Copy every line of the data that includes the string "Drift".

__________________________________________________

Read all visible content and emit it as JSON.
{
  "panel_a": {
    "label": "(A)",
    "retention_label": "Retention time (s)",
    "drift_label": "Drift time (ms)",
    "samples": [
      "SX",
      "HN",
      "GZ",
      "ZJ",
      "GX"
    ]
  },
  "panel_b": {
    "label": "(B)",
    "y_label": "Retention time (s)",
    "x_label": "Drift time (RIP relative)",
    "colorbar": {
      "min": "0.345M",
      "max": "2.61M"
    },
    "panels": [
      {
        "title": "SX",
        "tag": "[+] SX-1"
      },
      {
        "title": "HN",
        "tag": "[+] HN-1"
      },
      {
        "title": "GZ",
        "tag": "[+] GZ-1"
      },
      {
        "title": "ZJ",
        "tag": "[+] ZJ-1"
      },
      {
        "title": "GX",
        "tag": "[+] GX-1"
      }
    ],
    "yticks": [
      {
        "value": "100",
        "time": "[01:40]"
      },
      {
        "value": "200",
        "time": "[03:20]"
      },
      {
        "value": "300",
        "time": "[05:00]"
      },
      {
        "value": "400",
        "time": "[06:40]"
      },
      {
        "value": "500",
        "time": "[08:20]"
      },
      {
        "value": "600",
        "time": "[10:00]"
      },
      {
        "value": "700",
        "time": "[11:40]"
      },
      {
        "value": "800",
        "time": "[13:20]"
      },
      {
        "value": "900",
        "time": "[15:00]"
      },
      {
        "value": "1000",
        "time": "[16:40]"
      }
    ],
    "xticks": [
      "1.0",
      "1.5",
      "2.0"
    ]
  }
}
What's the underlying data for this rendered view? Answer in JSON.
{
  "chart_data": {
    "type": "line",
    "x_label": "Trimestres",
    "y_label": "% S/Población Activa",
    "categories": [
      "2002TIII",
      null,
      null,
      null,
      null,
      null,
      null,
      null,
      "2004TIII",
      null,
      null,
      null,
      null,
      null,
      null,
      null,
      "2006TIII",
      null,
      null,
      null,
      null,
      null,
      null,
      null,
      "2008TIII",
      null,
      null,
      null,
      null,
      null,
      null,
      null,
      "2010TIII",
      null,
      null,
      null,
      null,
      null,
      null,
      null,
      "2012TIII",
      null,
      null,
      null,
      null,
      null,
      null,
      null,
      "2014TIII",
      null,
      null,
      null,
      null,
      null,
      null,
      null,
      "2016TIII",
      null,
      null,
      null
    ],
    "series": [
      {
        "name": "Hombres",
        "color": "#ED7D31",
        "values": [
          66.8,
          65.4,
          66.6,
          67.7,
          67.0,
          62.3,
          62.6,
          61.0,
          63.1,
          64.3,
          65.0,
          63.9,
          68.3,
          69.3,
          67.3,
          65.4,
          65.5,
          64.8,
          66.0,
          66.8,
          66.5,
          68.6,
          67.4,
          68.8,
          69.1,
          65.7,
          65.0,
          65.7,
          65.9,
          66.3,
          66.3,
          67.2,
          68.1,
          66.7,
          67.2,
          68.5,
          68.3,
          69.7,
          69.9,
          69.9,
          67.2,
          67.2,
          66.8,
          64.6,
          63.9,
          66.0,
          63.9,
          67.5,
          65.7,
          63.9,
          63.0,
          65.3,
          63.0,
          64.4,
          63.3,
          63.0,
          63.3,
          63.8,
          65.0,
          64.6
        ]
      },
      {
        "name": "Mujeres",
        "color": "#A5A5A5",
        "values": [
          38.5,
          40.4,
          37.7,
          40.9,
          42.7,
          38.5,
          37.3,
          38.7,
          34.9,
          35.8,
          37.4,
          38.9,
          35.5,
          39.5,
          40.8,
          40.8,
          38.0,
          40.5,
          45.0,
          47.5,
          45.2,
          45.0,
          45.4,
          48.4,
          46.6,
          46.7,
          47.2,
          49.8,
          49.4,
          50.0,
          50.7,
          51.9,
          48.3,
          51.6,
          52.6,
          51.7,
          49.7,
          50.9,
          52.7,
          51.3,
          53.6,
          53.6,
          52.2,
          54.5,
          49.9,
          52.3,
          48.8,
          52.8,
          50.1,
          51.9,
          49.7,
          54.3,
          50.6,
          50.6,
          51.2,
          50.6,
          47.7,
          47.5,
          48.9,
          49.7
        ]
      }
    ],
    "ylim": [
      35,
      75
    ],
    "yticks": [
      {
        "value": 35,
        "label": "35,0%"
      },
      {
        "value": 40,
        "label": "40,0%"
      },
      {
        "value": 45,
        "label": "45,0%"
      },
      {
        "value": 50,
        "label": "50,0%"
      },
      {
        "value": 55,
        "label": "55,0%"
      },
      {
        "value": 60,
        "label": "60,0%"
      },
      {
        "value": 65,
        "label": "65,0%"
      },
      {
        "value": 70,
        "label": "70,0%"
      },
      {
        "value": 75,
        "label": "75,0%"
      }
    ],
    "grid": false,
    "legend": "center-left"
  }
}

__________________________________________________

OUTPUT.
    "drift_label": "Drift time (ms)",
    "x_label": "Drift time (RIP relative)",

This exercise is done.